◆ Task statement: Transcribe the listing verbatim. Do not carry over any pictures.

[Records]
----

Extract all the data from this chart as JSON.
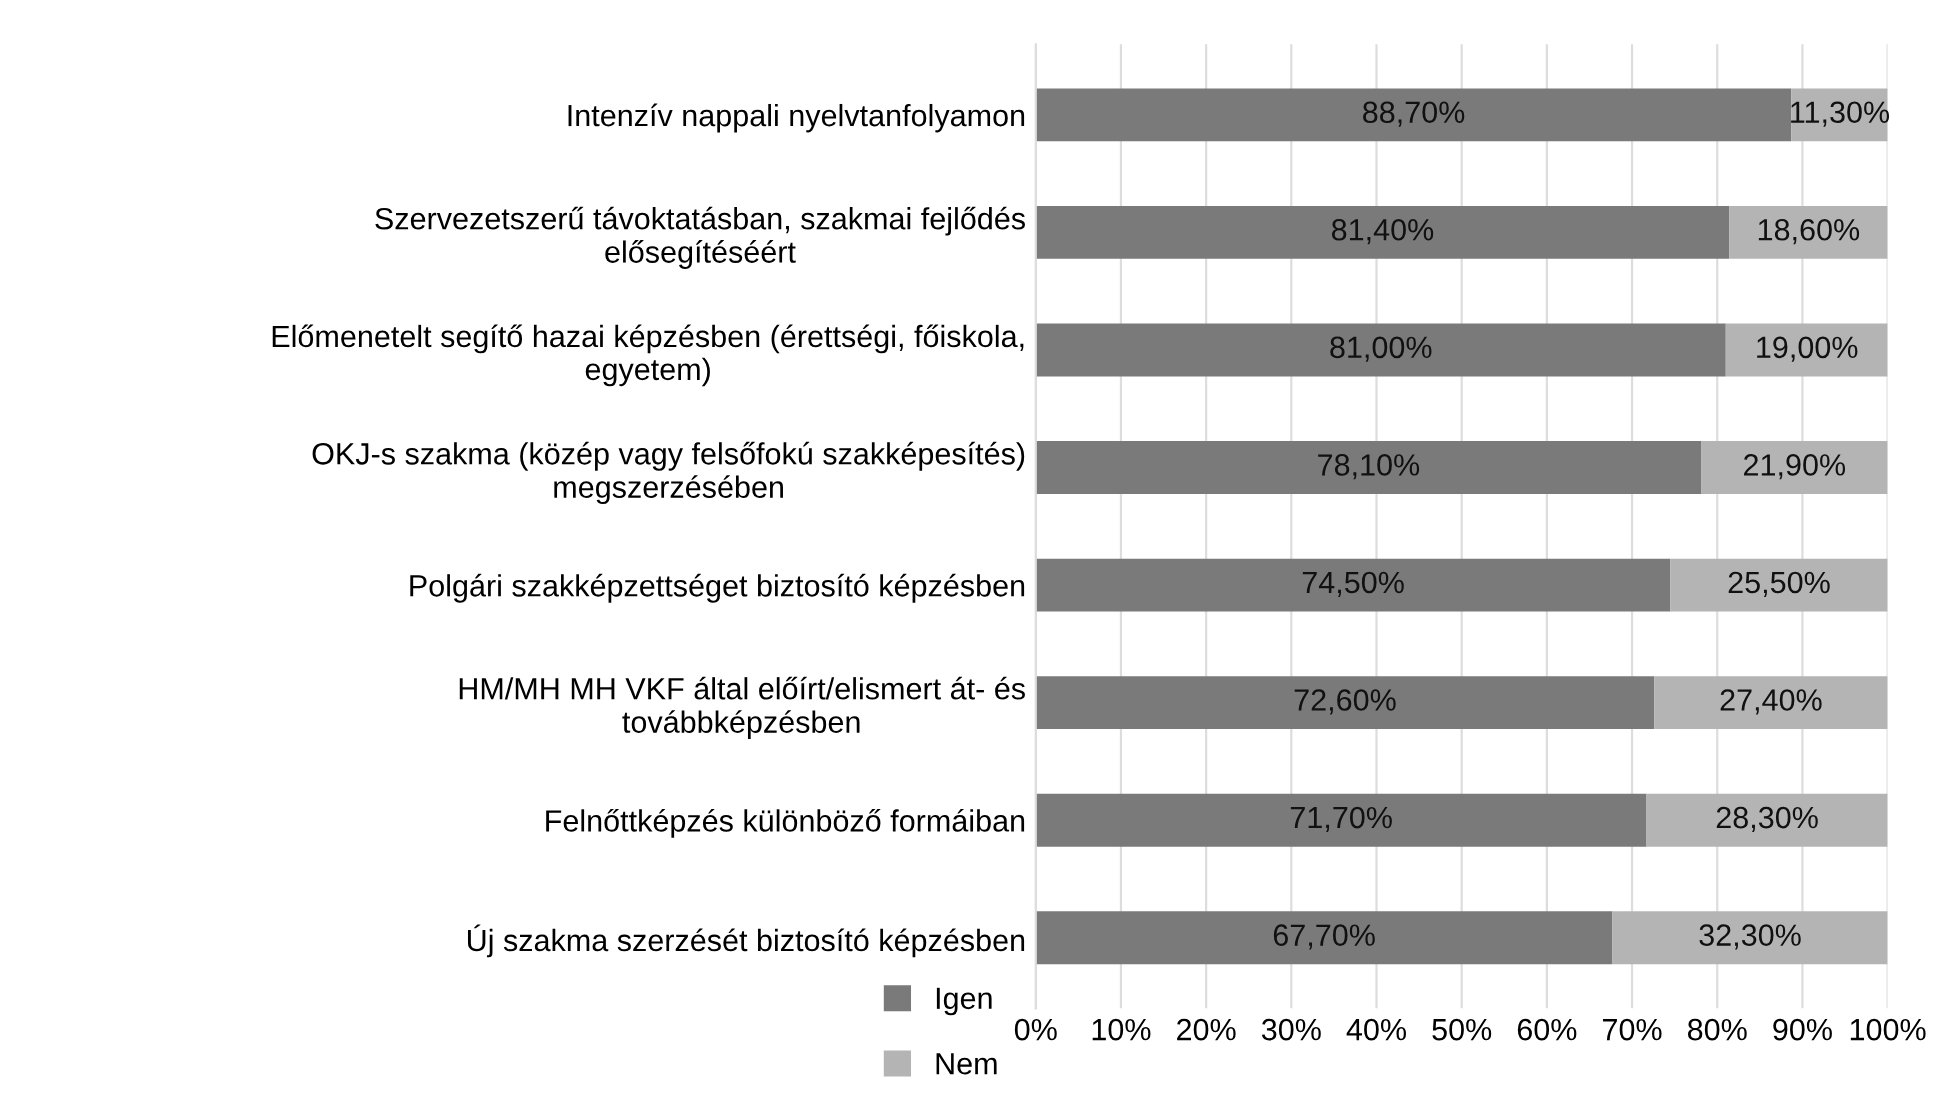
{
  "chart_data": {
    "type": "bar",
    "orientation": "horizontal",
    "stacked": true,
    "categories": [
      "Intenzív nappali nyelvtanfolyamon",
      "Szervezetszerű távoktatásban, szakmai fejlődés\nelősegítéséért",
      "Előmenetelt segítő hazai képzésben (érettségi, főiskola,\negyetem)",
      "OKJ-s szakma (közép vagy felsőfokú szakképesítés)\nmegszerzésében",
      "Polgári szakképzettséget biztosító képzésben",
      "HM/MH MH VKF által előírt/elismert át- és\ntovábbképzésben",
      "Felnőttképzés különböző formáiban",
      "Új szakma szerzését biztosító képzésben"
    ],
    "series": [
      {
        "name": "Igen",
        "color": "#7a7a7a",
        "values": [
          88.7,
          81.4,
          81.0,
          78.1,
          74.5,
          72.6,
          71.7,
          67.7
        ],
        "value_labels": [
          "88,70%",
          "81,40%",
          "81,00%",
          "78,10%",
          "74,50%",
          "72,60%",
          "71,70%",
          "67,70%"
        ]
      },
      {
        "name": "Nem",
        "color": "#b4b4b4",
        "values": [
          11.3,
          18.6,
          19.0,
          21.9,
          25.5,
          27.4,
          28.3,
          32.3
        ],
        "value_labels": [
          "11,30%",
          "18,60%",
          "19,00%",
          "21,90%",
          "25,50%",
          "27,40%",
          "28,30%",
          "32,30%"
        ]
      }
    ],
    "xlim": [
      0,
      100
    ],
    "xticks": [
      {
        "value": 0,
        "label": "0%"
      },
      {
        "value": 10,
        "label": "10%"
      },
      {
        "value": 20,
        "label": "20%"
      },
      {
        "value": 30,
        "label": "30%"
      },
      {
        "value": 40,
        "label": "40%"
      },
      {
        "value": 50,
        "label": "50%"
      },
      {
        "value": 60,
        "label": "60%"
      },
      {
        "value": 70,
        "label": "70%"
      },
      {
        "value": 80,
        "label": "80%"
      },
      {
        "value": 90,
        "label": "90%"
      },
      {
        "value": 100,
        "label": "100%"
      }
    ],
    "grid": "x",
    "legend": "bottom left"
  }
}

----

◆ Task response:
Extract all the data from this chart as JSON.
{
  "chart_data": {
    "type": "bar",
    "orientation": "horizontal",
    "stacked": true,
    "categories": [
      "Intenzív nappali nyelvtanfolyamon",
      "Szervezetszerű távoktatásban, szakmai fejlődés\nelősegítéséért",
      "Előmenetelt segítő hazai képzésben (érettségi, főiskola,\negyetem)",
      "OKJ-s szakma (közép vagy felsőfokú szakképesítés)\nmegszerzésében",
      "Polgári szakképzettséget biztosító képzésben",
      "HM/MH MH VKF által előírt/elismert át- és\ntovábbképzésben",
      "Felnőttképzés különböző formáiban",
      "Új szakma szerzését biztosító képzésben"
    ],
    "series": [
      {
        "name": "Igen",
        "color": "#7a7a7a",
        "values": [
          88.7,
          81.4,
          81.0,
          78.1,
          74.5,
          72.6,
          71.7,
          67.7
        ],
        "value_labels": [
          "88,70%",
          "81,40%",
          "81,00%",
          "78,10%",
          "74,50%",
          "72,60%",
          "71,70%",
          "67,70%"
        ]
      },
      {
        "name": "Nem",
        "color": "#b4b4b4",
        "values": [
          11.3,
          18.6,
          19.0,
          21.9,
          25.5,
          27.4,
          28.3,
          32.3
        ],
        "value_labels": [
          "11,30%",
          "18,60%",
          "19,00%",
          "21,90%",
          "25,50%",
          "27,40%",
          "28,30%",
          "32,30%"
        ]
      }
    ],
    "xlim": [
      0,
      100
    ],
    "xticks": [
      {
        "value": 0,
        "label": "0%"
      },
      {
        "value": 10,
        "label": "10%"
      },
      {
        "value": 20,
        "label": "20%"
      },
      {
        "value": 30,
        "label": "30%"
      },
      {
        "value": 40,
        "label": "40%"
      },
      {
        "value": 50,
        "label": "50%"
      },
      {
        "value": 60,
        "label": "60%"
      },
      {
        "value": 70,
        "label": "70%"
      },
      {
        "value": 80,
        "label": "80%"
      },
      {
        "value": 90,
        "label": "90%"
      },
      {
        "value": 100,
        "label": "100%"
      }
    ],
    "grid": "x",
    "legend": "bottom left"
  }
}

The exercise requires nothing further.